GIVEN PROBLEM:
Please give the listing again in its entirety, exactly as written.

EXTRACTED ENTRIES:
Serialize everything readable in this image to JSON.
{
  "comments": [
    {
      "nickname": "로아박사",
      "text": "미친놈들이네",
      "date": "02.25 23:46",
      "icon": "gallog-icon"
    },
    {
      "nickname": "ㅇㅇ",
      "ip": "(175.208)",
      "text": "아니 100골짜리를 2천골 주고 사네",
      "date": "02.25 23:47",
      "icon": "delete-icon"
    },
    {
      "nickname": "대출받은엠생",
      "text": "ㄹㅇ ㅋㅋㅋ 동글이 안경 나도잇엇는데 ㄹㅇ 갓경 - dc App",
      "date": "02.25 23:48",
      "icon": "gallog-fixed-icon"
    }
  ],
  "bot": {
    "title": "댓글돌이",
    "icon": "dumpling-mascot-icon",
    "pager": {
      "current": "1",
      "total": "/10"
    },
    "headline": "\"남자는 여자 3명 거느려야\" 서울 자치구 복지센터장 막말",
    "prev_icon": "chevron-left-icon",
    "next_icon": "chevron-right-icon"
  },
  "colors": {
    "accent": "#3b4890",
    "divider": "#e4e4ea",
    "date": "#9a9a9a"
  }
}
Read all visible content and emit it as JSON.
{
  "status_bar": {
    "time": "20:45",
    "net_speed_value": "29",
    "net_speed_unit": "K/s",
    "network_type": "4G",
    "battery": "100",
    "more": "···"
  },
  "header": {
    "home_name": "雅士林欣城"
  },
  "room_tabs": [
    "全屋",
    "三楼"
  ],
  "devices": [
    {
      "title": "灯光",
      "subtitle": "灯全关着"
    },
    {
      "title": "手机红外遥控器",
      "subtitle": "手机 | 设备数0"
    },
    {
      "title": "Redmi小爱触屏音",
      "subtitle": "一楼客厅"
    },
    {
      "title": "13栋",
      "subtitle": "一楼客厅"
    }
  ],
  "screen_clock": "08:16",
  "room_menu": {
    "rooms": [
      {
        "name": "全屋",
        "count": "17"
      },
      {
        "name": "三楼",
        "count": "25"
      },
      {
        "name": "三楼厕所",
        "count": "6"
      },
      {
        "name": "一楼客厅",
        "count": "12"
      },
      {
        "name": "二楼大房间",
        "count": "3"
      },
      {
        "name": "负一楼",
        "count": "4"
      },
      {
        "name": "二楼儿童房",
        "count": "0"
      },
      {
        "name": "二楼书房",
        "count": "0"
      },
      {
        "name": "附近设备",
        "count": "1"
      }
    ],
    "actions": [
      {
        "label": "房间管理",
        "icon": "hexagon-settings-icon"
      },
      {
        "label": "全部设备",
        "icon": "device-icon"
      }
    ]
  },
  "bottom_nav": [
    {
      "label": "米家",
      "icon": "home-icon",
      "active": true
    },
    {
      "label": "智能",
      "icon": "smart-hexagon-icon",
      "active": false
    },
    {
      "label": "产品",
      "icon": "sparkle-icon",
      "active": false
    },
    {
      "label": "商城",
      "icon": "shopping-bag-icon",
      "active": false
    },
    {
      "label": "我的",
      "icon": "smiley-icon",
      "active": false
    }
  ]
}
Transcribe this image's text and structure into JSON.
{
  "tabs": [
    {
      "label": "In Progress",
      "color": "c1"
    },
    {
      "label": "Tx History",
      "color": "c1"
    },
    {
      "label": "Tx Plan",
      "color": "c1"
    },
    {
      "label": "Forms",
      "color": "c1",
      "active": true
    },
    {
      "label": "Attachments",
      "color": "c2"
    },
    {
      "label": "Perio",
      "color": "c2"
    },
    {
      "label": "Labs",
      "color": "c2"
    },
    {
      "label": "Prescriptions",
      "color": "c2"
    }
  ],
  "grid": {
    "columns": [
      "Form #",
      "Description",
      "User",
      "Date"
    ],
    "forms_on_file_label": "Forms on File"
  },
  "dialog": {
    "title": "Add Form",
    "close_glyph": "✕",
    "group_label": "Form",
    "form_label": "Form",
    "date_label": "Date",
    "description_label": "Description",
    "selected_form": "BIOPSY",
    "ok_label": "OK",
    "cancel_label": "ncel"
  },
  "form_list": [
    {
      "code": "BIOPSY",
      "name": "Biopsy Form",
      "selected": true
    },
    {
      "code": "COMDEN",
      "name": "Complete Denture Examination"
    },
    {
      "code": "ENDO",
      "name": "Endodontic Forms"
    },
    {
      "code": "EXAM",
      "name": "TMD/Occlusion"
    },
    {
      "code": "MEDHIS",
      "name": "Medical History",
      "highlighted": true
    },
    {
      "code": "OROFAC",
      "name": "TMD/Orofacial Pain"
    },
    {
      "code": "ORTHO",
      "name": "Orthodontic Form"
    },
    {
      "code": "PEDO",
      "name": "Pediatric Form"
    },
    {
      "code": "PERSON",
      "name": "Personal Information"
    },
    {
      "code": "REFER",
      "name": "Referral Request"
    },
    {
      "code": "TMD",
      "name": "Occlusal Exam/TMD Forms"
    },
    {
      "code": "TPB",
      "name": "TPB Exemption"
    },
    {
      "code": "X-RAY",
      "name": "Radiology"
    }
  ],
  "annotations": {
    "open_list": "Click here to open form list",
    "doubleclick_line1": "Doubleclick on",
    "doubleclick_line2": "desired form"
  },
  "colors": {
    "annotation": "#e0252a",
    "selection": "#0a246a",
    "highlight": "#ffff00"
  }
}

OUTPUT BELOW:
Serialize everything readable in this image to JSON.
{
  "comments": [
    {
      "nickname": "로아박사",
      "text": "미친놈들이네",
      "date": "02.25 23:46",
      "icon": "gallog-icon"
    },
    {
      "nickname": "ㅇㅇ",
      "ip": "(175.208)",
      "text": "아니 100골짜리를 2천골 주고 사네",
      "date": "02.25 23:47",
      "icon": "delete-icon"
    },
    {
      "nickname": "대출받은엠생",
      "text": "ㄹㅇ ㅋㅋㅋ 동글이 안경 나도잇엇는데 ㄹㅇ 갓경 - dc App",
      "date": "02.25 23:48",
      "icon": "gallog-fixed-icon"
    }
  ],
  "bot": {
    "title": "댓글돌이",
    "icon": "dumpling-mascot-icon",
    "pager": {
      "current": "1",
      "total": "/10"
    },
    "headline": "\"남자는 여자 3명 거느려야\" 서울 자치구 복지센터장 막말",
    "prev_icon": "chevron-left-icon",
    "next_icon": "chevron-right-icon"
  },
  "colors": {
    "accent": "#3b4890",
    "divider": "#e4e4ea",
    "date": "#9a9a9a"
  }
}
Read all visible content and emit it as JSON.
{
  "status_bar": {
    "time": "20:45",
    "net_speed_value": "29",
    "net_speed_unit": "K/s",
    "network_type": "4G",
    "battery": "100",
    "more": "···"
  },
  "header": {
    "home_name": "雅士林欣城"
  },
  "room_tabs": [
    "全屋",
    "三楼"
  ],
  "devices": [
    {
      "title": "灯光",
      "subtitle": "灯全关着"
    },
    {
      "title": "手机红外遥控器",
      "subtitle": "手机 | 设备数0"
    },
    {
      "title": "Redmi小爱触屏音",
      "subtitle": "一楼客厅"
    },
    {
      "title": "13栋",
      "subtitle": "一楼客厅"
    }
  ],
  "screen_clock": "08:16",
  "room_menu": {
    "rooms": [
      {
        "name": "全屋",
        "count": "17"
      },
      {
        "name": "三楼",
        "count": "25"
      },
      {
        "name": "三楼厕所",
        "count": "6"
      },
      {
        "name": "一楼客厅",
        "count": "12"
      },
      {
        "name": "二楼大房间",
        "count": "3"
      },
      {
        "name": "负一楼",
        "count": "4"
      },
      {
        "name": "二楼儿童房",
        "count": "0"
      },
      {
        "name": "二楼书房",
        "count": "0"
      },
      {
        "name": "附近设备",
        "count": "1"
      }
    ],
    "actions": [
      {
        "label": "房间管理",
        "icon": "hexagon-settings-icon"
      },
      {
        "label": "全部设备",
        "icon": "device-icon"
      }
    ]
  },
  "bottom_nav": [
    {
      "label": "米家",
      "icon": "home-icon",
      "active": true
    },
    {
      "label": "智能",
      "icon": "smart-hexagon-icon",
      "active": false
    },
    {
      "label": "产品",
      "icon": "sparkle-icon",
      "active": false
    },
    {
      "label": "商城",
      "icon": "shopping-bag-icon",
      "active": false
    },
    {
      "label": "我的",
      "icon": "smiley-icon",
      "active": false
    }
  ]
}
Transcribe this image's text and structure into JSON.
{
  "tabs": [
    {
      "label": "In Progress",
      "color": "c1"
    },
    {
      "label": "Tx History",
      "color": "c1"
    },
    {
      "label": "Tx Plan",
      "color": "c1"
    },
    {
      "label": "Forms",
      "color": "c1",
      "active": true
    },
    {
      "label": "Attachments",
      "color": "c2"
    },
    {
      "label": "Perio",
      "color": "c2"
    },
    {
      "label": "Labs",
      "color": "c2"
    },
    {
      "label": "Prescriptions",
      "color": "c2"
    }
  ],
  "grid": {
    "columns": [
      "Form #",
      "Description",
      "User",
      "Date"
    ],
    "forms_on_file_label": "Forms on File"
  },
  "dialog": {
    "title": "Add Form",
    "close_glyph": "✕",
    "group_label": "Form",
    "form_label": "Form",
    "date_label": "Date",
    "description_label": "Description",
    "selected_form": "BIOPSY",
    "ok_label": "OK",
    "cancel_label": "ncel"
  },
  "form_list": [
    {
      "code": "BIOPSY",
      "name": "Biopsy Form",
      "selected": true
    },
    {
      "code": "COMDEN",
      "name": "Complete Denture Examination"
    },
    {
      "code": "ENDO",
      "name": "Endodontic Forms"
    },
    {
      "code": "EXAM",
      "name": "TMD/Occlusion"
    },
    {
      "code": "MEDHIS",
      "name": "Medical History",
      "highlighted": true
    },
    {
      "code": "OROFAC",
      "name": "TMD/Orofacial Pain"
    },
    {
      "code": "ORTHO",
      "name": "Orthodontic Form"
    },
    {
      "code": "PEDO",
      "name": "Pediatric Form"
    },
    {
      "code": "PERSON",
      "name": "Personal Information"
    },
    {
      "code": "REFER",
      "name": "Referral Request"
    },
    {
      "code": "TMD",
      "name": "Occlusal Exam/TMD Forms"
    },
    {
      "code": "TPB",
      "name": "TPB Exemption"
    },
    {
      "code": "X-RAY",
      "name": "Radiology"
    }
  ],
  "annotations": {
    "open_list": "Click here to open form list",
    "doubleclick_line1": "Doubleclick on",
    "doubleclick_line2": "desired form"
  },
  "colors": {
    "annotation": "#e0252a",
    "selection": "#0a246a",
    "highlight": "#ffff00"
  }
}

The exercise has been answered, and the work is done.